What is needed: Rewrite the stretch from the line containing "unicri-logo: unicri United" through the line containing "dpa-text-block: PRESIDENZA DEL", putting "SENSITIVE" in place of "RESPONSIVE" and keeping everything else the same.

[Spatial annotation entries]

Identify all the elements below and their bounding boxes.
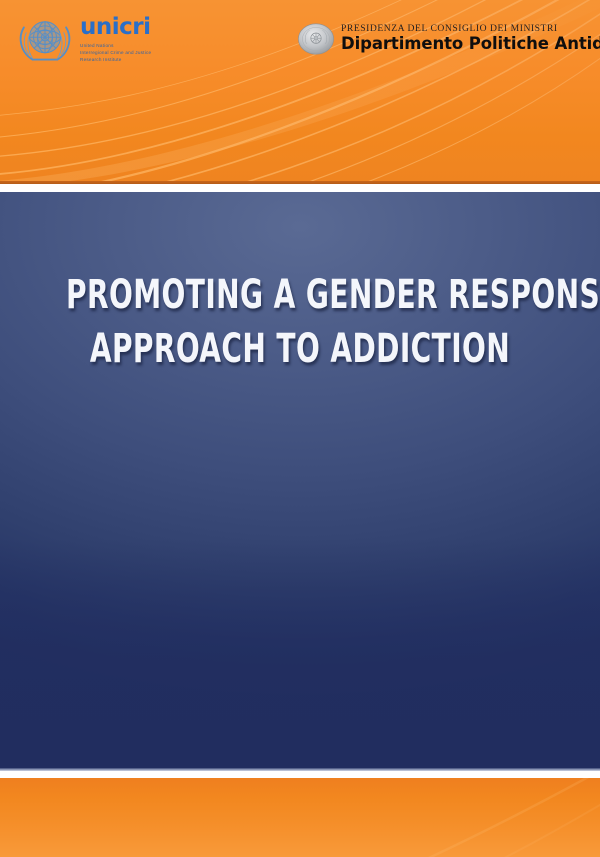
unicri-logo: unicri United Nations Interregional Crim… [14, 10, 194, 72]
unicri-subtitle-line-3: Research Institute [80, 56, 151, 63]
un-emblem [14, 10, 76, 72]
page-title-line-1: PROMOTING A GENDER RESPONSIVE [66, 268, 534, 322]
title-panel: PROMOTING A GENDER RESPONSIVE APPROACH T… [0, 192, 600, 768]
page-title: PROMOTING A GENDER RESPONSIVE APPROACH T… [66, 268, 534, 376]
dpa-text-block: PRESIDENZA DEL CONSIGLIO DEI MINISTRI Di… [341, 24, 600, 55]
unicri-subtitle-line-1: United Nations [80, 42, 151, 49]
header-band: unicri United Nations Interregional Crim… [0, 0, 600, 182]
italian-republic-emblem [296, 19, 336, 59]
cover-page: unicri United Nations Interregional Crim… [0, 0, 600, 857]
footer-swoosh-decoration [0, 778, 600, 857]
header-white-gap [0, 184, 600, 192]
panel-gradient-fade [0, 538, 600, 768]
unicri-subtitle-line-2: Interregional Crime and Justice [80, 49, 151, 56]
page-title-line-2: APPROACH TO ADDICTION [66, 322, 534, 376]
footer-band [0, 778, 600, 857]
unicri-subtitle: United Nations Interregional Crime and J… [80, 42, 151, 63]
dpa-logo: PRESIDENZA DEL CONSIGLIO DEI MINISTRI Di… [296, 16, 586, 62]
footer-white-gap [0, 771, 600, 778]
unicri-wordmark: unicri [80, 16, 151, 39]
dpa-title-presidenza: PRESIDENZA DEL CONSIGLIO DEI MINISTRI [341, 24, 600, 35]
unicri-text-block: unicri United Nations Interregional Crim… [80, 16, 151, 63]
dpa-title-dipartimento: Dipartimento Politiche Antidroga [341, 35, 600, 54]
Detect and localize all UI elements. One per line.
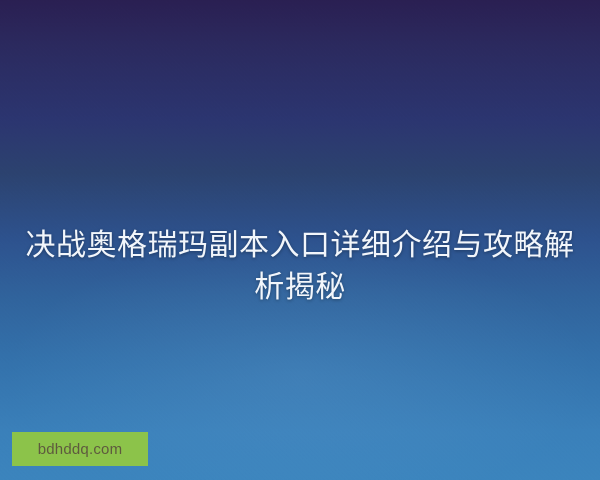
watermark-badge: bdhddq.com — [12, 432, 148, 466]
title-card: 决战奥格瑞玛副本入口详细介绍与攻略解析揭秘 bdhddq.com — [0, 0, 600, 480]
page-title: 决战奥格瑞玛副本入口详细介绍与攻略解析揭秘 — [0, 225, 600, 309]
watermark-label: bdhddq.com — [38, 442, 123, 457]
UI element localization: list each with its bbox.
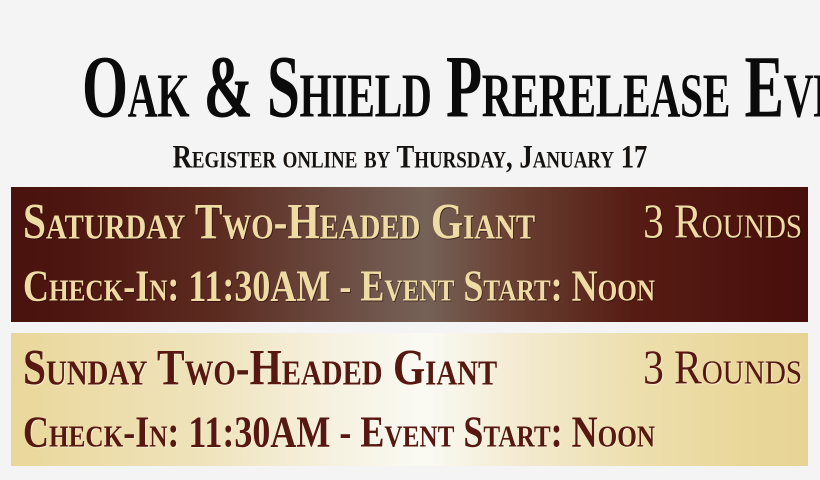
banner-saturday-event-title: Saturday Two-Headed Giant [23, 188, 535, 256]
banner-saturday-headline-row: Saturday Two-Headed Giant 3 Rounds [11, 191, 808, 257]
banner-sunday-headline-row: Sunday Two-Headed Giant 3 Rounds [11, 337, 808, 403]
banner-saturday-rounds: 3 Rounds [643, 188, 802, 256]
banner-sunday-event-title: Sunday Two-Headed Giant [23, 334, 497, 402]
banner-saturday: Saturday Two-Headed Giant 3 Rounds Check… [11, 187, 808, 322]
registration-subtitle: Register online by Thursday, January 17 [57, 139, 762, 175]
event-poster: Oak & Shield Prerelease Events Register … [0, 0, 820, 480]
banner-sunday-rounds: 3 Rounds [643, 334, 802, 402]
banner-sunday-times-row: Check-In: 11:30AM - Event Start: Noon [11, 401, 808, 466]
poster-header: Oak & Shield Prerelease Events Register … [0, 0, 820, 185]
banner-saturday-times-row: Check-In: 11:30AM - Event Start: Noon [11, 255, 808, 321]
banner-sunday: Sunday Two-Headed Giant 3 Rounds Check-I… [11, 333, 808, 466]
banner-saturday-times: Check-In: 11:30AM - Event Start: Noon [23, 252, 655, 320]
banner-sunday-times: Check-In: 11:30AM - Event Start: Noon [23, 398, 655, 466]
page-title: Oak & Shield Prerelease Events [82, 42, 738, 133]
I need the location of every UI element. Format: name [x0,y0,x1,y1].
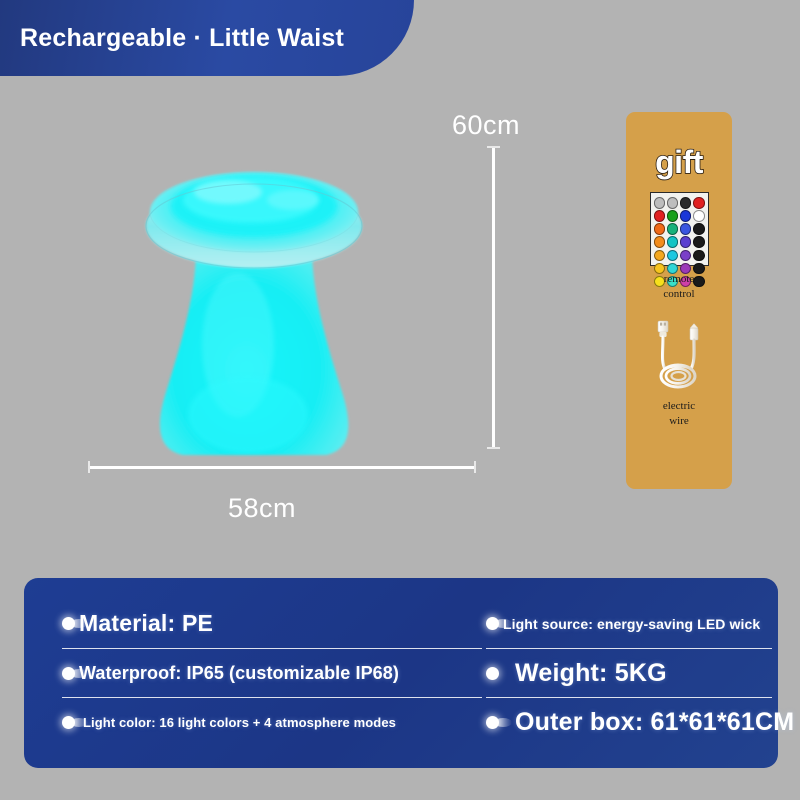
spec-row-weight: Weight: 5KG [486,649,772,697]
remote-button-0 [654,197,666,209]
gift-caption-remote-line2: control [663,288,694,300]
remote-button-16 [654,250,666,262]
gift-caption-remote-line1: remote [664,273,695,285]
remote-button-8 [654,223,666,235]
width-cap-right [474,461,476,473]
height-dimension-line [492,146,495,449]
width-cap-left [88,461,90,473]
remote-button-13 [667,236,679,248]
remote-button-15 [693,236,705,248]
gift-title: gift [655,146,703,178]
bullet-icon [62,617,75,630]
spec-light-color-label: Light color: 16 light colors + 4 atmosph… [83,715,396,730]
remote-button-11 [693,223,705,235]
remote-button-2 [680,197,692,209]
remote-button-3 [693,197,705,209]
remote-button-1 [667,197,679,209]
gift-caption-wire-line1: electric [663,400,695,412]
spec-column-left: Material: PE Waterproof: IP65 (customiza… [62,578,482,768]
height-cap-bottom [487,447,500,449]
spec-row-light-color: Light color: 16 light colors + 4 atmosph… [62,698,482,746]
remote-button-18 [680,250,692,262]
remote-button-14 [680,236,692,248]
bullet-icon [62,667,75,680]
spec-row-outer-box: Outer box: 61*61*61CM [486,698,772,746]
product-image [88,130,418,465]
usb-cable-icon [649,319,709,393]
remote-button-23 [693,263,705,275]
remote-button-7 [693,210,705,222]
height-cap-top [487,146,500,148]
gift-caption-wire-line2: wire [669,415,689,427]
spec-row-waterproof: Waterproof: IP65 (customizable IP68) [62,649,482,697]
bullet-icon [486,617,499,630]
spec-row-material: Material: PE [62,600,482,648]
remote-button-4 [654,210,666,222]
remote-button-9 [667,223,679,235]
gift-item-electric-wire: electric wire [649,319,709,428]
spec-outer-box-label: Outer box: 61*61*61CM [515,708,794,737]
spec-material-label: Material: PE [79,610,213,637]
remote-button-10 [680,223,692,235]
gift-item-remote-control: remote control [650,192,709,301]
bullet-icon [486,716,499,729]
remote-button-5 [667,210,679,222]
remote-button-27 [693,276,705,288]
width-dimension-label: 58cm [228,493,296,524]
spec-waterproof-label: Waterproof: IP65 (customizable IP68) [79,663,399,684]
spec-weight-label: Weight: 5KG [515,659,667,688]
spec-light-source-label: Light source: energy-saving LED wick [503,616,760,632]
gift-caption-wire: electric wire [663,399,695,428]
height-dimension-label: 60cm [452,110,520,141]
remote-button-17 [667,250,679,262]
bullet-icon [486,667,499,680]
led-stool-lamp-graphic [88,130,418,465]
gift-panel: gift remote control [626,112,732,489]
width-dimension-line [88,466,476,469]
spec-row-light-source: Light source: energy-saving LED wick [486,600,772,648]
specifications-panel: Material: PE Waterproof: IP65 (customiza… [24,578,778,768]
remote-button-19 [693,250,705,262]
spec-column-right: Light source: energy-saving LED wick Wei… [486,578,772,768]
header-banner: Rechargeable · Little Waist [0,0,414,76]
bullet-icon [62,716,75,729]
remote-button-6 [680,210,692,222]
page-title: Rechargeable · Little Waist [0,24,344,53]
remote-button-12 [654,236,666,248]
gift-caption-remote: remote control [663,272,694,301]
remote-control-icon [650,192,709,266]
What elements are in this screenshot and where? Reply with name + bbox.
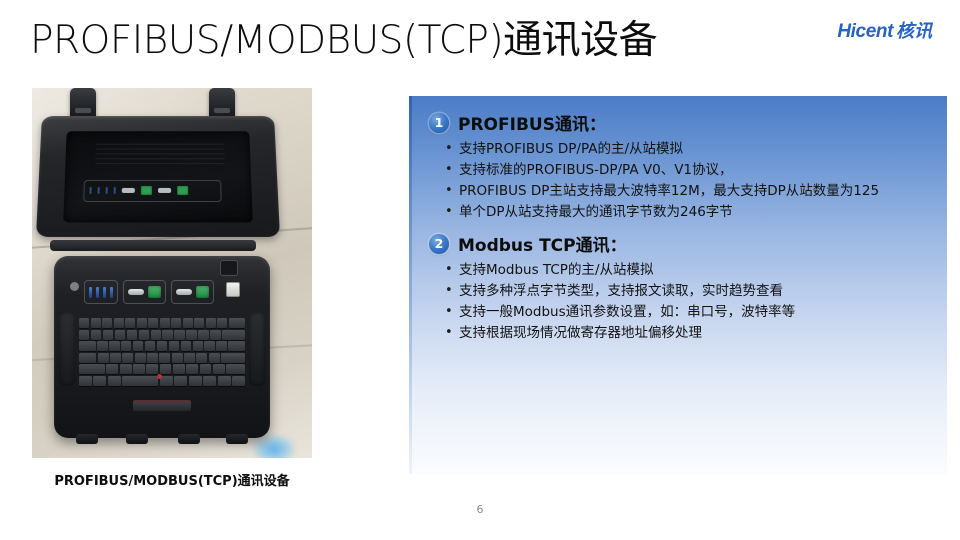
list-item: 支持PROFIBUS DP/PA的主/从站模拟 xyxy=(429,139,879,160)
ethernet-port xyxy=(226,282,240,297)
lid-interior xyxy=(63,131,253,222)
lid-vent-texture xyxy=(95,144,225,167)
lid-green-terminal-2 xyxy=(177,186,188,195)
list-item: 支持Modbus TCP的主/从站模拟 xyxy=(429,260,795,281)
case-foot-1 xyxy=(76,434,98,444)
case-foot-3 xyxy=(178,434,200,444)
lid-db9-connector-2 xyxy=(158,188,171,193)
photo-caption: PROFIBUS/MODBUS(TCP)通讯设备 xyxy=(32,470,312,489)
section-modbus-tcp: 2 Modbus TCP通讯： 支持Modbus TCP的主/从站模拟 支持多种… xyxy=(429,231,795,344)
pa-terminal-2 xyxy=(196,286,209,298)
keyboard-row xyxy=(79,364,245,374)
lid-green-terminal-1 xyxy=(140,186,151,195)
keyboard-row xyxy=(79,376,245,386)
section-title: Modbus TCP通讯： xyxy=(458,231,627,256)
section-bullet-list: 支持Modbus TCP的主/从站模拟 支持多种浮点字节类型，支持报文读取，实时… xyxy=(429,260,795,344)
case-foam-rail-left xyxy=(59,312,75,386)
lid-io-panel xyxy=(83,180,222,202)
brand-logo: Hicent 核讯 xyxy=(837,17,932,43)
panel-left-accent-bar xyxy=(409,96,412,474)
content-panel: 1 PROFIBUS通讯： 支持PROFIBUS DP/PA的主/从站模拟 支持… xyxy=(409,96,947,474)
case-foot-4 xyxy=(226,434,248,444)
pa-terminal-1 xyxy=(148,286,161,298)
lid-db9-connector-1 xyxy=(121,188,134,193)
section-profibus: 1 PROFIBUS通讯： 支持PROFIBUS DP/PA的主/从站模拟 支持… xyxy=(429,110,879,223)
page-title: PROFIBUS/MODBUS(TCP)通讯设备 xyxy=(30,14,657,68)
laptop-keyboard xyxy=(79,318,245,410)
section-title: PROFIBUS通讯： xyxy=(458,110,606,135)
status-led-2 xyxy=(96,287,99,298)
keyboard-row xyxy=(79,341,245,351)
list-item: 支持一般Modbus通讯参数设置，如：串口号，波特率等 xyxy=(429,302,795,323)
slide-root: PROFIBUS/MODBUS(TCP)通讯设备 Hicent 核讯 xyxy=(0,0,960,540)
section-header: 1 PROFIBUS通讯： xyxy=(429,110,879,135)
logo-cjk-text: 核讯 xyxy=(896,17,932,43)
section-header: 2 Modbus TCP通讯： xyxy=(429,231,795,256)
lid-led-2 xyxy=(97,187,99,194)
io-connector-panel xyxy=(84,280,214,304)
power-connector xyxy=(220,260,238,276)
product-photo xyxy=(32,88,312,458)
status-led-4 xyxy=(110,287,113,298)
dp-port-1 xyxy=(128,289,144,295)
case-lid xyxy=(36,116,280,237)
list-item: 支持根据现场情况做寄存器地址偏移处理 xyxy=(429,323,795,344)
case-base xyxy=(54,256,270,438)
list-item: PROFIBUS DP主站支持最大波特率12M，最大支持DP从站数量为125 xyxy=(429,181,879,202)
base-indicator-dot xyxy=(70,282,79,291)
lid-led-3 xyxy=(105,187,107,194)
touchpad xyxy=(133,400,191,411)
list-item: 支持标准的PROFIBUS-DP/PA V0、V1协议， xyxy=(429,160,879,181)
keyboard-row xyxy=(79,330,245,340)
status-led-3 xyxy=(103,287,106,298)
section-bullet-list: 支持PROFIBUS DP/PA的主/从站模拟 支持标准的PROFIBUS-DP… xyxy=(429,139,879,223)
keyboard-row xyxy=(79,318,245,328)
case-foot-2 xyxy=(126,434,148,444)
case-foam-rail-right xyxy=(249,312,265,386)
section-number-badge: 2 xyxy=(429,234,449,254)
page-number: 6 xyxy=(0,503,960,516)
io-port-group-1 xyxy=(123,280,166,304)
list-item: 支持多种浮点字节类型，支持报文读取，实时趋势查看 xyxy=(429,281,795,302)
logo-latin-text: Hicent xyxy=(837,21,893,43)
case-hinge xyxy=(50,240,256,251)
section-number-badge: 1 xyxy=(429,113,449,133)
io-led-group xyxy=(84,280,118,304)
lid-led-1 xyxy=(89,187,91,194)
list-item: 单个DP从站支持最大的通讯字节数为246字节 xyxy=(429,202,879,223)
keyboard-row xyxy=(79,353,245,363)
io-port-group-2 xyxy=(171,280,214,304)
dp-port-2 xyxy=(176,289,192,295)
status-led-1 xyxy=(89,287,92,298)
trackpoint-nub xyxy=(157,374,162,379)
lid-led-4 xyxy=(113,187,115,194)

Finished task:
unicri-logo: unicri United Nations Interregional Crim… [14, 10, 194, 72]
unicri-subtitle-line-3: Research Institute [80, 56, 151, 63]
un-emblem [14, 10, 76, 72]
page-title-line-1: PROMOTING A GENDER SENSITIVE [66, 268, 534, 322]
title-panel: PROMOTING A GENDER SENSITIVE APPROACH T… [0, 192, 600, 768]
page-title: PROMOTING A GENDER SENSITIVE APPROACH T… [66, 268, 534, 376]
dpa-text-block: PRESIDENZA DEL CONSIGLIO DEI MINISTRI Di… [341, 24, 600, 55]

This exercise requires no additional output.